(Dataset listings of figures)
◆ ◆ ◆

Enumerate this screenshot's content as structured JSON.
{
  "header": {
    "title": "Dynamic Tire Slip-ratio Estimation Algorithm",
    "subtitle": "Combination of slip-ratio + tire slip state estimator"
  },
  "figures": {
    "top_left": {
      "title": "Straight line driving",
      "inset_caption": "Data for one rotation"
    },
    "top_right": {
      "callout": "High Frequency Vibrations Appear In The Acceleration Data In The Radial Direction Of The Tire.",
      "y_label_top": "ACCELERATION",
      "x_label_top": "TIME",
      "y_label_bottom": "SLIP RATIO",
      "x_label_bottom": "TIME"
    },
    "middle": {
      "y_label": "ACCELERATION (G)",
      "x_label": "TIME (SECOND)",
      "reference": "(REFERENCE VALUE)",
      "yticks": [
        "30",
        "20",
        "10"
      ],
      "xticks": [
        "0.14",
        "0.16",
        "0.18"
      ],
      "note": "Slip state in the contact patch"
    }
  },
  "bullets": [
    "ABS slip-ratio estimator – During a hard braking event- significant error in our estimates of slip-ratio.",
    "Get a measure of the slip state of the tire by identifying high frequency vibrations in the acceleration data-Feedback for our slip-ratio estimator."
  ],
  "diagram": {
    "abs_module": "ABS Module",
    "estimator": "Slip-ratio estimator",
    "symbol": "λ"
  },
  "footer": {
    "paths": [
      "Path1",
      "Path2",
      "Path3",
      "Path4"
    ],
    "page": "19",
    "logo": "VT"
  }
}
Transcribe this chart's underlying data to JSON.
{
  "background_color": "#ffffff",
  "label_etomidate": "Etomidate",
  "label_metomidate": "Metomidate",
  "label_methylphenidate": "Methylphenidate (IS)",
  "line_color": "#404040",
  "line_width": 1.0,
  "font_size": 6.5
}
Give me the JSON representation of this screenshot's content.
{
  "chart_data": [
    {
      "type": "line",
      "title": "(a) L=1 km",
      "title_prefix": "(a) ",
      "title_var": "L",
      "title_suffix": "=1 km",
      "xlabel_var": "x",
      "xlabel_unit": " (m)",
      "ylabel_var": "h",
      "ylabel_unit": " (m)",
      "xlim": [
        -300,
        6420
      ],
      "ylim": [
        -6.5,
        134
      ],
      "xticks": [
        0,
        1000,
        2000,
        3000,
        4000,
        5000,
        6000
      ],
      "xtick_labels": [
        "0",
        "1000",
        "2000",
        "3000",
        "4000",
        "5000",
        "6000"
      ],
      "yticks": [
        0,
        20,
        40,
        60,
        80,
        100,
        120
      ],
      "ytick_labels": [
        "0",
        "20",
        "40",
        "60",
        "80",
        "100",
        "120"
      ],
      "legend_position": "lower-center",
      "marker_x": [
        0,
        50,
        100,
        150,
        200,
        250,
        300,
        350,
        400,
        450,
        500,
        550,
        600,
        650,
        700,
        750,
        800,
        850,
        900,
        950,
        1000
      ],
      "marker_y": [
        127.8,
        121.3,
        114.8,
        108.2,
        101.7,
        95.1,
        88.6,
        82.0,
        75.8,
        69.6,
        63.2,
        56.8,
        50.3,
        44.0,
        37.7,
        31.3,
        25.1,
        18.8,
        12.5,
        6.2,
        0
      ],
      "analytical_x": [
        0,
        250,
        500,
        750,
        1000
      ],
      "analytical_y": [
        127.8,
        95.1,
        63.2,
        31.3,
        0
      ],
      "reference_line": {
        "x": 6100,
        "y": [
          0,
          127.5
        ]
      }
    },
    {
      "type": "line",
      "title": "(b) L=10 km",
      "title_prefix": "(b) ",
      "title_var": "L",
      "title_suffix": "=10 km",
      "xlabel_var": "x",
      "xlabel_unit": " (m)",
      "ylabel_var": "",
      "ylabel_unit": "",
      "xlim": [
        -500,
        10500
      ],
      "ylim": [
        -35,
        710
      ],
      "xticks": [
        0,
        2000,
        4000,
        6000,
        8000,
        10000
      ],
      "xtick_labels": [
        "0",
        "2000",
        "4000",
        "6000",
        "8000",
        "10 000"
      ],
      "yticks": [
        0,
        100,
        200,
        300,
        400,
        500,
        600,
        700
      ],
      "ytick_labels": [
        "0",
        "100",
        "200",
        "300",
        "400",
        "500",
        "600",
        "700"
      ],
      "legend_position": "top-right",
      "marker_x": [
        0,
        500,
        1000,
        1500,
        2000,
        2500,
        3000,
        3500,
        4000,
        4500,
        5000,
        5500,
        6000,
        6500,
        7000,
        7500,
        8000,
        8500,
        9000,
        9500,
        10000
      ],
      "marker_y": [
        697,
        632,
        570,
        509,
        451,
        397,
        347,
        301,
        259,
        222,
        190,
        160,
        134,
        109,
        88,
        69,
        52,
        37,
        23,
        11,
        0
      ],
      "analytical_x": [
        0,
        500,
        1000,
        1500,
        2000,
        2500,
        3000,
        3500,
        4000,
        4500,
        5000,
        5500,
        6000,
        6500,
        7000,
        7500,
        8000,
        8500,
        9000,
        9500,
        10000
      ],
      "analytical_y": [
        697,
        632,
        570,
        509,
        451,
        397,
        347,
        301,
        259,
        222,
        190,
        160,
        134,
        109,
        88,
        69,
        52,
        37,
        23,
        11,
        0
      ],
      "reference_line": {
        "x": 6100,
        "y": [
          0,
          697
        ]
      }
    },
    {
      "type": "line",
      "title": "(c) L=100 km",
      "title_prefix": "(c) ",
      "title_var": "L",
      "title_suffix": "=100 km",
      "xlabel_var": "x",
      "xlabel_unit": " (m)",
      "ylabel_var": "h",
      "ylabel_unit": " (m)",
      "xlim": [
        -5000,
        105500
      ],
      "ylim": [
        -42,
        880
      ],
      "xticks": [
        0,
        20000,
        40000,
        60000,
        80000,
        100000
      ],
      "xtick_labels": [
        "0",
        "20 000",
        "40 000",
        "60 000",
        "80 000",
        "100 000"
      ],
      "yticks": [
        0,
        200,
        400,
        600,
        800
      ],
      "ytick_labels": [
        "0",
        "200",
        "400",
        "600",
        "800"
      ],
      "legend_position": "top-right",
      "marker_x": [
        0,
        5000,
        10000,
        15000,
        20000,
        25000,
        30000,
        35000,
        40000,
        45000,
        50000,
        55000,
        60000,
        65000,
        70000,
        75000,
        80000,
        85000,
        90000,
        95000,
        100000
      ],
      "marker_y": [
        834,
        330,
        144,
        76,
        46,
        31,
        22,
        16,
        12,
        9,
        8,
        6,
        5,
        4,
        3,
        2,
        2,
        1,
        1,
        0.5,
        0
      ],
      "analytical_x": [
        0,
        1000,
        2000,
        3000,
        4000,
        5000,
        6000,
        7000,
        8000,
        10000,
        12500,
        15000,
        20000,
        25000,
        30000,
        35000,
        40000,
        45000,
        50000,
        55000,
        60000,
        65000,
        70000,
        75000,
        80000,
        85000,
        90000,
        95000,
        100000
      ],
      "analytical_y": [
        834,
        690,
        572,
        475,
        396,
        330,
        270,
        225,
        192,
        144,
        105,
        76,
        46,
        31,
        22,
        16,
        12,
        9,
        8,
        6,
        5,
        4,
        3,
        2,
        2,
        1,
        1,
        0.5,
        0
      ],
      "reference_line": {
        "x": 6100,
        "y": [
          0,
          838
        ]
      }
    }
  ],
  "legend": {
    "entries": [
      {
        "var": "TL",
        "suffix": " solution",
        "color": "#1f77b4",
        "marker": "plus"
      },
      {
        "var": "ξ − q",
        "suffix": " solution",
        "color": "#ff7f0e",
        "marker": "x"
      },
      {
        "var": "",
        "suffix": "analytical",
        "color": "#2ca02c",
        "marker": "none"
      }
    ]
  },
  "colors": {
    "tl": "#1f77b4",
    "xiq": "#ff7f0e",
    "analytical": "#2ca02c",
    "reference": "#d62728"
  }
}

◆ ◆ ◆

» What you are asked to do
Faithfully reproduce all of the records, character for character.

» Problem solution
Enumerate this screenshot's content as structured JSON.
{
  "header": {
    "title": "Dynamic Tire Slip-ratio Estimation Algorithm",
    "subtitle": "Combination of slip-ratio + tire slip state estimator"
  },
  "figures": {
    "top_left": {
      "title": "Straight line driving",
      "inset_caption": "Data for one rotation"
    },
    "top_right": {
      "callout": "High Frequency Vibrations Appear In The Acceleration Data In The Radial Direction Of The Tire.",
      "y_label_top": "ACCELERATION",
      "x_label_top": "TIME",
      "y_label_bottom": "SLIP RATIO",
      "x_label_bottom": "TIME"
    },
    "middle": {
      "y_label": "ACCELERATION (G)",
      "x_label": "TIME (SECOND)",
      "reference": "(REFERENCE VALUE)",
      "yticks": [
        "30",
        "20",
        "10"
      ],
      "xticks": [
        "0.14",
        "0.16",
        "0.18"
      ],
      "note": "Slip state in the contact patch"
    }
  },
  "bullets": [
    "ABS slip-ratio estimator – During a hard braking event- significant error in our estimates of slip-ratio.",
    "Get a measure of the slip state of the tire by identifying high frequency vibrations in the acceleration data-Feedback for our slip-ratio estimator."
  ],
  "diagram": {
    "abs_module": "ABS Module",
    "estimator": "Slip-ratio estimator",
    "symbol": "λ"
  },
  "footer": {
    "paths": [
      "Path1",
      "Path2",
      "Path3",
      "Path4"
    ],
    "page": "19",
    "logo": "VT"
  }
}
Transcribe this chart's underlying data to JSON.
{
  "background_color": "#ffffff",
  "label_etomidate": "Etomidate",
  "label_metomidate": "Metomidate",
  "label_methylphenidate": "Methylphenidate (IS)",
  "line_color": "#404040",
  "line_width": 1.0,
  "font_size": 6.5
}
Give me the JSON representation of this screenshot's content.
{
  "chart_data": [
    {
      "type": "line",
      "title": "(a) L=1 km",
      "title_prefix": "(a) ",
      "title_var": "L",
      "title_suffix": "=1 km",
      "xlabel_var": "x",
      "xlabel_unit": " (m)",
      "ylabel_var": "h",
      "ylabel_unit": " (m)",
      "xlim": [
        -300,
        6420
      ],
      "ylim": [
        -6.5,
        134
      ],
      "xticks": [
        0,
        1000,
        2000,
        3000,
        4000,
        5000,
        6000
      ],
      "xtick_labels": [
        "0",
        "1000",
        "2000",
        "3000",
        "4000",
        "5000",
        "6000"
      ],
      "yticks": [
        0,
        20,
        40,
        60,
        80,
        100,
        120
      ],
      "ytick_labels": [
        "0",
        "20",
        "40",
        "60",
        "80",
        "100",
        "120"
      ],
      "legend_position": "lower-center",
      "marker_x": [
        0,
        50,
        100,
        150,
        200,
        250,
        300,
        350,
        400,
        450,
        500,
        550,
        600,
        650,
        700,
        750,
        800,
        850,
        900,
        950,
        1000
      ],
      "marker_y": [
        127.8,
        121.3,
        114.8,
        108.2,
        101.7,
        95.1,
        88.6,
        82.0,
        75.8,
        69.6,
        63.2,
        56.8,
        50.3,
        44.0,
        37.7,
        31.3,
        25.1,
        18.8,
        12.5,
        6.2,
        0
      ],
      "analytical_x": [
        0,
        250,
        500,
        750,
        1000
      ],
      "analytical_y": [
        127.8,
        95.1,
        63.2,
        31.3,
        0
      ],
      "reference_line": {
        "x": 6100,
        "y": [
          0,
          127.5
        ]
      }
    },
    {
      "type": "line",
      "title": "(b) L=10 km",
      "title_prefix": "(b) ",
      "title_var": "L",
      "title_suffix": "=10 km",
      "xlabel_var": "x",
      "xlabel_unit": " (m)",
      "ylabel_var": "",
      "ylabel_unit": "",
      "xlim": [
        -500,
        10500
      ],
      "ylim": [
        -35,
        710
      ],
      "xticks": [
        0,
        2000,
        4000,
        6000,
        8000,
        10000
      ],
      "xtick_labels": [
        "0",
        "2000",
        "4000",
        "6000",
        "8000",
        "10 000"
      ],
      "yticks": [
        0,
        100,
        200,
        300,
        400,
        500,
        600,
        700
      ],
      "ytick_labels": [
        "0",
        "100",
        "200",
        "300",
        "400",
        "500",
        "600",
        "700"
      ],
      "legend_position": "top-right",
      "marker_x": [
        0,
        500,
        1000,
        1500,
        2000,
        2500,
        3000,
        3500,
        4000,
        4500,
        5000,
        5500,
        6000,
        6500,
        7000,
        7500,
        8000,
        8500,
        9000,
        9500,
        10000
      ],
      "marker_y": [
        697,
        632,
        570,
        509,
        451,
        397,
        347,
        301,
        259,
        222,
        190,
        160,
        134,
        109,
        88,
        69,
        52,
        37,
        23,
        11,
        0
      ],
      "analytical_x": [
        0,
        500,
        1000,
        1500,
        2000,
        2500,
        3000,
        3500,
        4000,
        4500,
        5000,
        5500,
        6000,
        6500,
        7000,
        7500,
        8000,
        8500,
        9000,
        9500,
        10000
      ],
      "analytical_y": [
        697,
        632,
        570,
        509,
        451,
        397,
        347,
        301,
        259,
        222,
        190,
        160,
        134,
        109,
        88,
        69,
        52,
        37,
        23,
        11,
        0
      ],
      "reference_line": {
        "x": 6100,
        "y": [
          0,
          697
        ]
      }
    },
    {
      "type": "line",
      "title": "(c) L=100 km",
      "title_prefix": "(c) ",
      "title_var": "L",
      "title_suffix": "=100 km",
      "xlabel_var": "x",
      "xlabel_unit": " (m)",
      "ylabel_var": "h",
      "ylabel_unit": " (m)",
      "xlim": [
        -5000,
        105500
      ],
      "ylim": [
        -42,
        880
      ],
      "xticks": [
        0,
        20000,
        40000,
        60000,
        80000,
        100000
      ],
      "xtick_labels": [
        "0",
        "20 000",
        "40 000",
        "60 000",
        "80 000",
        "100 000"
      ],
      "yticks": [
        0,
        200,
        400,
        600,
        800
      ],
      "ytick_labels": [
        "0",
        "200",
        "400",
        "600",
        "800"
      ],
      "legend_position": "top-right",
      "marker_x": [
        0,
        5000,
        10000,
        15000,
        20000,
        25000,
        30000,
        35000,
        40000,
        45000,
        50000,
        55000,
        60000,
        65000,
        70000,
        75000,
        80000,
        85000,
        90000,
        95000,
        100000
      ],
      "marker_y": [
        834,
        330,
        144,
        76,
        46,
        31,
        22,
        16,
        12,
        9,
        8,
        6,
        5,
        4,
        3,
        2,
        2,
        1,
        1,
        0.5,
        0
      ],
      "analytical_x": [
        0,
        1000,
        2000,
        3000,
        4000,
        5000,
        6000,
        7000,
        8000,
        10000,
        12500,
        15000,
        20000,
        25000,
        30000,
        35000,
        40000,
        45000,
        50000,
        55000,
        60000,
        65000,
        70000,
        75000,
        80000,
        85000,
        90000,
        95000,
        100000
      ],
      "analytical_y": [
        834,
        690,
        572,
        475,
        396,
        330,
        270,
        225,
        192,
        144,
        105,
        76,
        46,
        31,
        22,
        16,
        12,
        9,
        8,
        6,
        5,
        4,
        3,
        2,
        2,
        1,
        1,
        0.5,
        0
      ],
      "reference_line": {
        "x": 6100,
        "y": [
          0,
          838
        ]
      }
    }
  ],
  "legend": {
    "entries": [
      {
        "var": "TL",
        "suffix": " solution",
        "color": "#1f77b4",
        "marker": "plus"
      },
      {
        "var": "ξ − q",
        "suffix": " solution",
        "color": "#ff7f0e",
        "marker": "x"
      },
      {
        "var": "",
        "suffix": "analytical",
        "color": "#2ca02c",
        "marker": "none"
      }
    ]
  },
  "colors": {
    "tl": "#1f77b4",
    "xiq": "#ff7f0e",
    "analytical": "#2ca02c",
    "reference": "#d62728"
  }
}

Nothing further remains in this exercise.